Another possible solution is to consolidate both "restore" functions into e.g. 
"backout_join_state()" ("backout" because it is the opposite of "advance").
The idx argument to restore_prev_sj_state() is redundant and can be removed, and 
you might even make the entire function inline.

> 
> Patch "loose_scan_inits"
> ============================
> 
> Loose_scan_opt's constructor does some unneeded initializations.
>    Loose_scan_opt():
>      try_loosescan(FALSE),
>      bound_sj_equalities(0),
>      quick_uses_applicable_index(FALSE)
>    {
>      UNINIT_VAR(quick_max_loose_keypart);
>      UNINIT_VAR(best_loose_scan_key);
>      UNINIT_VAR(best_loose_scan_records);
>      UNINIT_VAR(best_max_loose_keypart);
>      UNINIT_VAR(best_loose_scan_start_key);
>    }
> bound_sj_equalities needn't be initialized here, it is read only if
> try_loosescan is true, and when we set try_loosescan to true we make
> sure to initialize bound_sj_equalities.
-- -- --
- Required work -
1 – Answer these about the review excerpt:
(a) What name is proposed for a function combining both "restore" functions?
(b) Which argument to restore_prev_sj_state() is called redundant?
(c) Under what condition is bound_sj_equalities read?
2 – Output the part of the review excerpt that opens with the words containing "Another possible solution" and closes with "entire function inline.".
The entries are separate material, unconnected to the review excerpt.

Dataset excerpt:
-- -- --
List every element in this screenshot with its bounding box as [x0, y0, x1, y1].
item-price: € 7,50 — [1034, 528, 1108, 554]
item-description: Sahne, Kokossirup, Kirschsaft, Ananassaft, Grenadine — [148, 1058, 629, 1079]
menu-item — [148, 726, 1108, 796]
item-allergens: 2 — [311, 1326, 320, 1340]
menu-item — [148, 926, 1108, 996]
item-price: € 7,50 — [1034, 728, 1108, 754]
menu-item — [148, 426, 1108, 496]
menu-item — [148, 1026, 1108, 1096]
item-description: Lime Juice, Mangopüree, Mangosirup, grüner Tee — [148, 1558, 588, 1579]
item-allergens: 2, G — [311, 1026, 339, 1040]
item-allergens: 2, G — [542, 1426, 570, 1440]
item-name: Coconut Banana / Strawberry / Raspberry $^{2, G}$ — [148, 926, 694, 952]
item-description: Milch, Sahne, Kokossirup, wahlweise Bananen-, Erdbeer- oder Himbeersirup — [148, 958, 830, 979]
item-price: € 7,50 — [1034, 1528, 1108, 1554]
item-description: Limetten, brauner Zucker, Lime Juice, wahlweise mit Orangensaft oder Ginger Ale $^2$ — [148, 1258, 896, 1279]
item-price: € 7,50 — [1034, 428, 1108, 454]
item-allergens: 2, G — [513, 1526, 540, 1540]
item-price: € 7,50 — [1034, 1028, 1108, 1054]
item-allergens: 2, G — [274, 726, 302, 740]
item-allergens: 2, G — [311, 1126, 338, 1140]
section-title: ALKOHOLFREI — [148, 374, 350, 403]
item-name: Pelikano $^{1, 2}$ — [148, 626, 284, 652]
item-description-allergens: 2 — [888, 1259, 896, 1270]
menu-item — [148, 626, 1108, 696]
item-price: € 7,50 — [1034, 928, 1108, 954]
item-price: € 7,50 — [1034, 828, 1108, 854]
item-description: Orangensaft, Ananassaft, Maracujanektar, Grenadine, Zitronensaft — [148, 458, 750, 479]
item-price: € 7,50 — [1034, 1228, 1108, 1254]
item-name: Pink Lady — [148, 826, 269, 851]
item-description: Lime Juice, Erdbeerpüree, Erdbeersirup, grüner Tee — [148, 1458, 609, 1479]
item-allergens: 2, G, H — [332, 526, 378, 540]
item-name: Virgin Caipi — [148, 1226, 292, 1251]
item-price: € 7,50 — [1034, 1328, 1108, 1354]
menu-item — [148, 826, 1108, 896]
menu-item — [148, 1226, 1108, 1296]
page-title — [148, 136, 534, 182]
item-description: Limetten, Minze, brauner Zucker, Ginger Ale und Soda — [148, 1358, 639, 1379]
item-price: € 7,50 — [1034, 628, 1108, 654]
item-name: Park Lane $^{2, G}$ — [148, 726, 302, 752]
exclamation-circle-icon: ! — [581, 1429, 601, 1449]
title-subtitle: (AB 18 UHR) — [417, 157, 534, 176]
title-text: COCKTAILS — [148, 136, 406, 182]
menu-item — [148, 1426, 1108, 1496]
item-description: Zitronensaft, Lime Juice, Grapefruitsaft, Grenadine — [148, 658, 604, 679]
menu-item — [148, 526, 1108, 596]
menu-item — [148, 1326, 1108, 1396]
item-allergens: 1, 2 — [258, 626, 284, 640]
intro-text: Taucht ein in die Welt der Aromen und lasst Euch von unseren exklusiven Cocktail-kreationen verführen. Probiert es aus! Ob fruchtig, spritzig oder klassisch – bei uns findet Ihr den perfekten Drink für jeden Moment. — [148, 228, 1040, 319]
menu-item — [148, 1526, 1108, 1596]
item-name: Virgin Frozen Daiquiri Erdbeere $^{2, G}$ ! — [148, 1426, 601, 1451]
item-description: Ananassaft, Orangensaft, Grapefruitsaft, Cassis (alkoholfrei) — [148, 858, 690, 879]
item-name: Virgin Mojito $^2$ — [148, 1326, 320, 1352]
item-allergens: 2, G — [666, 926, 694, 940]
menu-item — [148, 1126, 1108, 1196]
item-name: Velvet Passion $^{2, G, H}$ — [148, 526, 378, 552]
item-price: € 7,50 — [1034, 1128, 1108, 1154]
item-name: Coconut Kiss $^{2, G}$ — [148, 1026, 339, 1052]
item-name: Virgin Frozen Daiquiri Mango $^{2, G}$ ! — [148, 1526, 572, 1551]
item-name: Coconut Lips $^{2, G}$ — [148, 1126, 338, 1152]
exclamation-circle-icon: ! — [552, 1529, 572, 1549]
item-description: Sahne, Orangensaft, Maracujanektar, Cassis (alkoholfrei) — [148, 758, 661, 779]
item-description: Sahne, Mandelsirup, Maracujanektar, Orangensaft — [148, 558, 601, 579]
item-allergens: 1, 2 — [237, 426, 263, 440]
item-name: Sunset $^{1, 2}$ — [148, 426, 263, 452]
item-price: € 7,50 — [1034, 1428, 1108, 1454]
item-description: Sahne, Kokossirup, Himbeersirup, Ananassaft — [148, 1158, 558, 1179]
-- -- --
- Answers by task -
1 –
(a) backout_join_state()
(b) The idx argument
(c) Only if try_loosescan is true

2 –
Another possible solution is to consolidate both "restore" functions into e.g. 
"backout_join_state()" ("backout" because it is the opposite of "advance").
The idx argument to restore_prev_sj_state() is redundant and can be removed, and 
you might even make the entire function inline.